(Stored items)
__________________________________________________

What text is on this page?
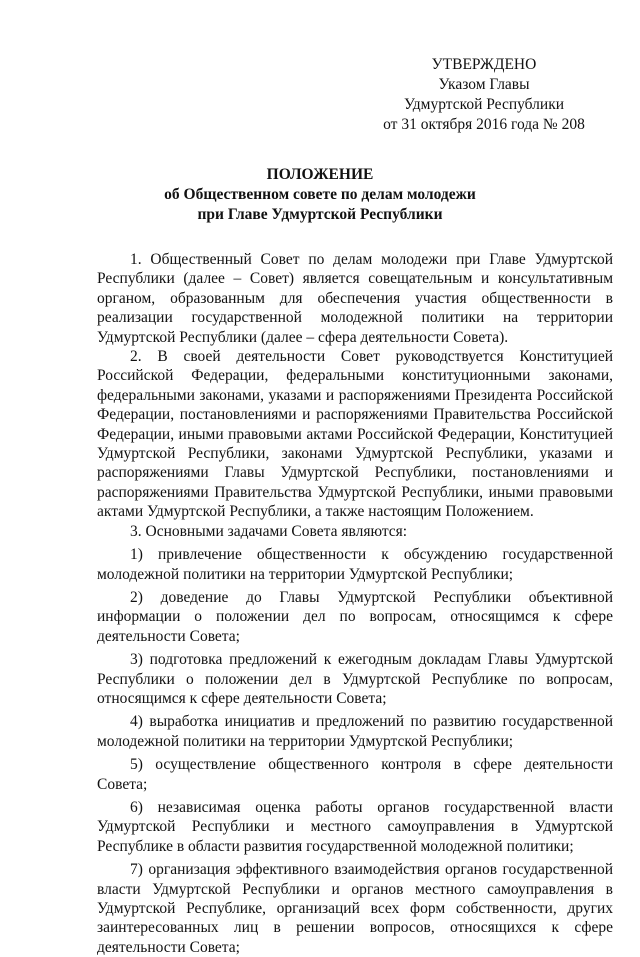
УТВЕРЖДЕНО
Указом Главы
Удмуртской Республики
от 31 октября 2016 года № 208
ПОЛОЖЕНИЕ
об Общественном совете по делам молодежи
при Главе Удмуртской Республики

1. Общественный Совет по делам молодежи при Главе Удмуртской Республики (далее – Совет) является совещательным и консультативным органом, образованным для обеспечения участия общественности в реализации государственной молодежной политики на территории Удмуртской Республики (далее – сфера деятельности Совета).

2. В своей деятельности Совет руководствуется Конституцией Российской Федерации, федеральными конституционными законами, федеральными законами, указами и распоряжениями Президента Российской Федерации, постановлениями и распоряжениями Правительства Российской Федерации, иными правовыми актами Российской Федерации, Конституцией Удмуртской Республики, законами Удмуртской Республики, указами и распоряжениями Главы Удмуртской Республики, постановлениями и распоряжениями Правительства Удмуртской Республики, иными правовыми актами Удмуртской Республики, а также настоящим Положением.

3. Основными задачами Совета являются:

1) привлечение общественности к обсуждению государственной молодежной политики на территории Удмуртской Республики;

2) доведение до Главы Удмуртской Республики объективной информации о положении дел по вопросам, относящимся к сфере деятельности Совета;

3) подготовка предложений к ежегодным докладам Главы Удмуртской Республики о положении дел в Удмуртской Республике по вопросам, относящимся к сфере деятельности Совета;

4) выработка инициатив и предложений по развитию государственной молодежной политики на территории Удмуртской Республики;

5) осуществление общественного контроля в сфере деятельности Совета;

6) независимая оценка работы органов государственной власти Удмуртской Республики и местного самоуправления в Удмуртской Республике в области развития государственной молодежной политики;

7) организация эффективного взаимодействия органов государственной власти Удмуртской Республики и органов местного самоуправления в Удмуртской Республике, организаций всех форм собственности, других заинтересованных лиц в решении вопросов, относящихся к сфере деятельности Совета;
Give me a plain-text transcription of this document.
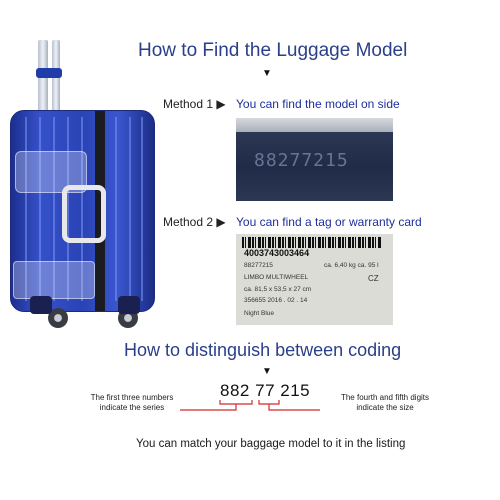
How to Find the Luggage Model
▼
Method 1 ▶ You can find the model on side
88277215
Method 2 ▶ You can find a tag or warranty card
4003743003464
88277215	ca. 6,40 kg ca. 95 l
LIMBO MULTIWHEEL	CZ
ca. 81,5 x 53,5 x 27 cm
356655 2016 . 02 . 14
Night Blue
How to distinguish between coding
▼
882 77 215
The first three numbers
indicate the series
The fourth and fifth digits
indicate the size
You can match your baggage model to it in the listing
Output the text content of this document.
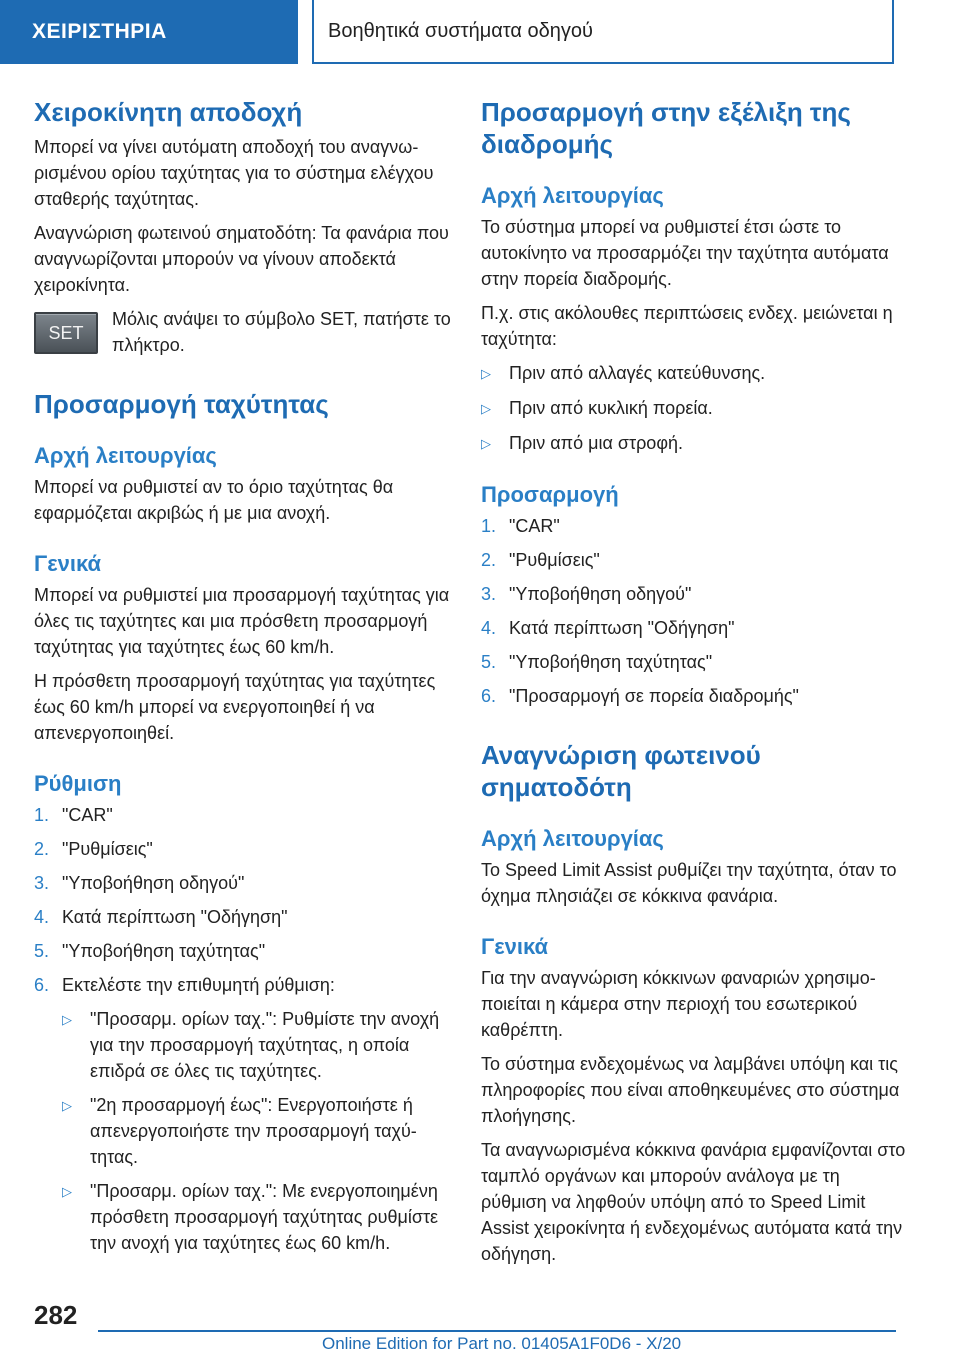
ΧΕΙΡΙΣΤΗΡΙΑ	Βοηθητικά συστήματα οδηγού
Χειροκίνητη αποδοχή

Μπορεί να γίνει αυτόματη αποδοχή του αναγνωρισμένου ορίου ταχύτητας για το σύστημα ελέγχου σταθερής ταχύτητας.

Αναγνώριση φωτεινού σηματοδότη: Τα φανάρια που αναγνωρίζονται μπορούν να γίνουν αποδεκτά χειροκίνητα.

SET

Μόλις ανάψει το σύμβολο SET, πατήστε το πλήκτρο.

Προσαρμογή ταχύτητας
Αρχή λειτουργίας

Μπορεί να ρυθμιστεί αν το όριο ταχύτητας θα εφαρμόζεται ακριβώς ή με μια ανοχή.

Γενικά

Μπορεί να ρυθμιστεί μια προσαρμογή ταχύτητας για όλες τις ταχύτητες και μια πρόσθετη προσαρμογή ταχύτητας για ταχύτητες έως 60 km/h.

Η πρόσθετη προσαρμογή ταχύτητας για ταχύτητες έως 60 km/h μπορεί να ενεργοποιηθεί ή να απενεργοποιηθεί.

Ρύθμιση
1. "CAR"
2. "Ρυθμίσεις"
3. "Υποβοήθηση οδηγού"
4. Κατά περίπτωση "Οδήγηση"
5. "Υποβοήθηση ταχύτητας"
6. Εκτελέστε την επιθυμητή ρύθμιση:
▷	"Προσαρμ. ορίων ταχ.": Ρυθμίστε την ανοχή για την προσαρμογή ταχύτητας, η οποία επιδρά σε όλες τις ταχύτητες.
▷	"2η προσαρμογή έως": Ενεργοποιήστε ή απενεργοποιήστε την προσαρμογή ταχύτητας.
▷	"Προσαρμ. ορίων ταχ.": Με ενεργοποιημένη πρόσθετη προσαρμογή ταχύτητας ρυθμίστε την ανοχή για ταχύτητες έως 60 km/h.
Προσαρμογή στην εξέλιξη της διαδρομής
Αρχή λειτουργίας

Το σύστημα μπορεί να ρυθμιστεί έτσι ώστε το αυτοκίνητο να προσαρμόζει την ταχύτητα αυτόματα στην πορεία διαδρομής.

Π.χ. στις ακόλουθες περιπτώσεις ενδεχ. μειώνεται η ταχύτητα:

▷	Πριν από αλλαγές κατεύθυνσης.
▷	Πριν από κυκλική πορεία.
▷	Πριν από μια στροφή.
Προσαρμογή
1. "CAR"
2. "Ρυθμίσεις"
3. "Υποβοήθηση οδηγού"
4. Κατά περίπτωση "Οδήγηση"
5. "Υποβοήθηση ταχύτητας"
6. "Προσαρμογή σε πορεία διαδρομής"
Αναγνώριση φωτεινού σηματοδότη
Αρχή λειτουργίας

Το Speed Limit Assist ρυθμίζει την ταχύτητα, όταν το όχημα πλησιάζει σε κόκκινα φανάρια.

Γενικά

Για την αναγνώριση κόκκινων φαναριών χρησιμοποιείται η κάμερα στην περιοχή του εσωτερικού καθρέπτη.

Το σύστημα ενδεχομένως να λαμβάνει υπόψη και τις πληροφορίες που είναι αποθηκευμένες στο σύστημα πλοήγησης.

Τα αναγνωρισμένα κόκκινα φανάρια εμφανίζονται στο ταμπλό οργάνων και μπορούν ανάλογα με τη ρύθμιση να ληφθούν υπόψη από το Speed Limit Assist χειροκίνητα ή ενδεχομένως αυτόματα κατά την οδήγηση.

282
Online Edition for Part no. 01405A1F0D6 - X/20
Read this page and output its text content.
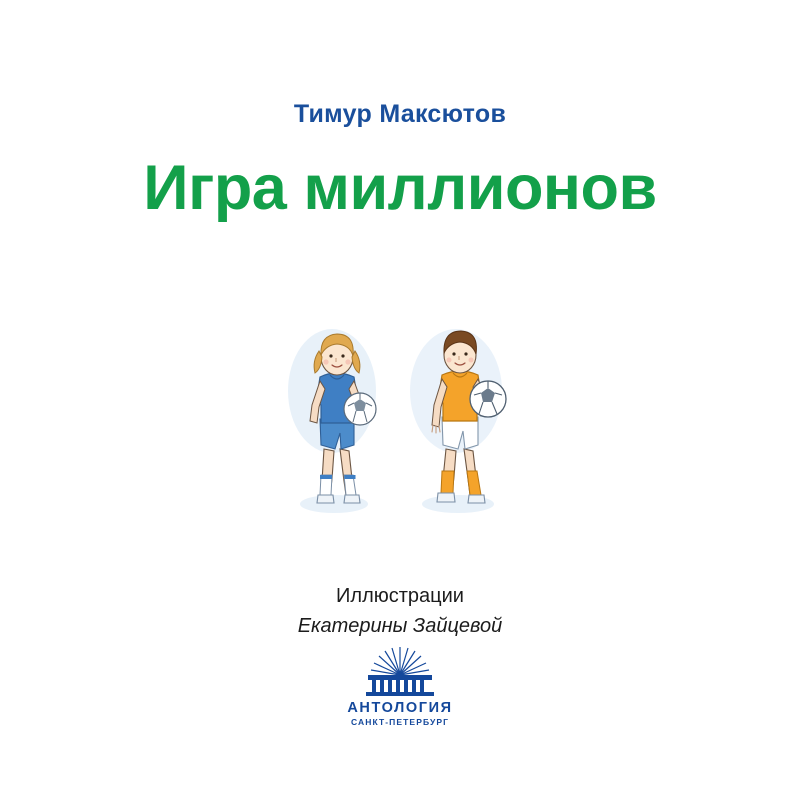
Тимур Максютов
Игра миллионов
Иллюстрации
Екатерины Зайцевой
АНТОЛОГИЯ
САНКТ-ПЕТЕРБУРГ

__________________________________________________

→ Problem statement: Return nothing except the number of lines that include the string "υπόψη".

→ Worked solution: 2